◆ **Task description**: In the review of the book about the American suffrage campaign, how many pages does the reviewer's copy have?

◆ **Supplied passage**:

────────────────────

A fantastic book. Very, very detailed in its descriptions of the actions of the government administration and how the women worked to combat it. Really presses onto you just how much physically violent opposition these women faced - I was horrified, really horrified. These women were beaten, tortured, unlawfully imprisoned, etc. I was surprised, because though I came into this with the expectation that the English women were more "militant" (having read about them first, and knowing that the American suffragists were inspired by the WSPU), but, despite that, though I think the claim of greater militancy may not be true after reading this, the American women faced much more brutal violence, longer sentences, worse conditions in prison, and greater cruelty. Shocking. But then, it is America, after all... Also, after reading this, never will I be able to stand someone saying women were "given" the vote in America (or England). No, women fought for it tooth and nail, till they were bloodied and exhausted, and till some of them had died, and even further, and eventually they tore the right from the Government by the skin of their teeth. Also, unlike the English suffragettes, the American suffragists didn't really ever even break the law! The English suffragettes didn't at first but were still imprisoned, but later they broke some windows and did similar actions, but the American suffragettes basically only ever picketed (legally!!! it's a constitutional right!!!) and were imprisoned for upwards to seven months for this in sham trials.
Also, my copy has 388 pages, not 2xx. There's a long appendix.
"The Chief Food Administrator would continue to demand sacrifices of women throughout the war, but he would not give so much as a thought to their rights in return. Mr. [Herbert] Hoover was the only important man in public life who steadfastly refused to see our representatives. After announcing his candidacy for nomination to the Presidency he authorized his secretary to write us a letter saying he had always been for woman suffrage." (266) Ha. Of course.
...

────────────────────

◆ **Available data**:
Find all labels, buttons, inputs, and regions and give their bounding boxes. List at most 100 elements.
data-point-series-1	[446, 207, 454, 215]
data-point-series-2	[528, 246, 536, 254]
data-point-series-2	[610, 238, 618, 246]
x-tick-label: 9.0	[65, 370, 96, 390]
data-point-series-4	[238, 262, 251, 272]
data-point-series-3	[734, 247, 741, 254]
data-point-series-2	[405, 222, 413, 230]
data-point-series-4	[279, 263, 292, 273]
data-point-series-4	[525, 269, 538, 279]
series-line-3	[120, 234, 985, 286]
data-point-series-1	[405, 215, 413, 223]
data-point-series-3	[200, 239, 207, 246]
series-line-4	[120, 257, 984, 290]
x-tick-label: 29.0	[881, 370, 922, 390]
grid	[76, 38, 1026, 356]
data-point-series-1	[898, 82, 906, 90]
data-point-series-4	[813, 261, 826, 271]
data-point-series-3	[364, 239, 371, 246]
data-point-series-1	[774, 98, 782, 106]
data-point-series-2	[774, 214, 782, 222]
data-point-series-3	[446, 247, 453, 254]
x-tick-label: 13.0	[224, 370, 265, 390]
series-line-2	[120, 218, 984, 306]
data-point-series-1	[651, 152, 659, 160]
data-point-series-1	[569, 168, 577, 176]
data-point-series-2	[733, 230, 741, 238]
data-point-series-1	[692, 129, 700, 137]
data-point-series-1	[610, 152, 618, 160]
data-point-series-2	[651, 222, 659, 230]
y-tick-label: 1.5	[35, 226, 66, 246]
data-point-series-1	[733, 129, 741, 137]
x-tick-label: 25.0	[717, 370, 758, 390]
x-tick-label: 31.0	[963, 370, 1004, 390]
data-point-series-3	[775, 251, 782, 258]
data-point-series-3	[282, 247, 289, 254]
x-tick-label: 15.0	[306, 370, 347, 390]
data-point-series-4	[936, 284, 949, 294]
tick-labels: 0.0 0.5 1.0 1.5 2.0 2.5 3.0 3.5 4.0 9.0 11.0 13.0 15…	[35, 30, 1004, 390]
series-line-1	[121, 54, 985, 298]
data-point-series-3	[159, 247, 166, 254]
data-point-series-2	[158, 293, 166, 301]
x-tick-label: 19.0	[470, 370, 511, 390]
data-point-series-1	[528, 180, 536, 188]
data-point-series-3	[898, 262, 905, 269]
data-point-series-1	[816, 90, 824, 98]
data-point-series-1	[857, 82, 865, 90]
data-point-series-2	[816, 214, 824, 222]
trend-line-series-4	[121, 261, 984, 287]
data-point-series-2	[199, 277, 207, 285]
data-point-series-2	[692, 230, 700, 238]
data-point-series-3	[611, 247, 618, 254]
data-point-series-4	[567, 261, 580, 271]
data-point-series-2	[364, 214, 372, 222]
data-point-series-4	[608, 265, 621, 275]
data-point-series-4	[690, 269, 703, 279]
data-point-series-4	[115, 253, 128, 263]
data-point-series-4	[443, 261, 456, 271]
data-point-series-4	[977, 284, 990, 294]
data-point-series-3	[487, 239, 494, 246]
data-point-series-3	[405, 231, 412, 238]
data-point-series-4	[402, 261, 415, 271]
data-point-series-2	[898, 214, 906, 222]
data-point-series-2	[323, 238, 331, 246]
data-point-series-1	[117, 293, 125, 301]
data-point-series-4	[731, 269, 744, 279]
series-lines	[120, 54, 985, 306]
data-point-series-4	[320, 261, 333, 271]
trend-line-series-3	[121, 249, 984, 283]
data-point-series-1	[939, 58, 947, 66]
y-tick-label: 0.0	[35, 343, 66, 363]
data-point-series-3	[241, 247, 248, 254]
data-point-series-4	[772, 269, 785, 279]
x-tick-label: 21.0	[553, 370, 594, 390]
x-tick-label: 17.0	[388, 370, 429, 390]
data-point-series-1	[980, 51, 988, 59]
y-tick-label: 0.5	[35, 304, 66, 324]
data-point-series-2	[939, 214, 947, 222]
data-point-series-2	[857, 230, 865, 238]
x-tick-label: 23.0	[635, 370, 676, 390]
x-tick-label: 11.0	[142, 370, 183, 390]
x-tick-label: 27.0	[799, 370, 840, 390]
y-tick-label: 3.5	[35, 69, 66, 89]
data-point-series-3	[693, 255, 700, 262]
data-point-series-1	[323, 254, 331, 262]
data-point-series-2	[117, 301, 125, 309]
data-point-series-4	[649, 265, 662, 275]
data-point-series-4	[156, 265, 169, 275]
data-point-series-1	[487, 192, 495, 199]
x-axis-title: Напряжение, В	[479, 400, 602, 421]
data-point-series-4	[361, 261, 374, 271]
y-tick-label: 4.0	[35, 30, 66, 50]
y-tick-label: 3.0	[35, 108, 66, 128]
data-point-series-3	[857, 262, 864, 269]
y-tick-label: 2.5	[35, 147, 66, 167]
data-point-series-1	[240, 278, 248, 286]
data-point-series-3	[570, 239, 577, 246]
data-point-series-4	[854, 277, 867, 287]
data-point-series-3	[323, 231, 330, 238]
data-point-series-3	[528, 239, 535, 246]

────────────────────

◆ **Task answer**: 388 pages.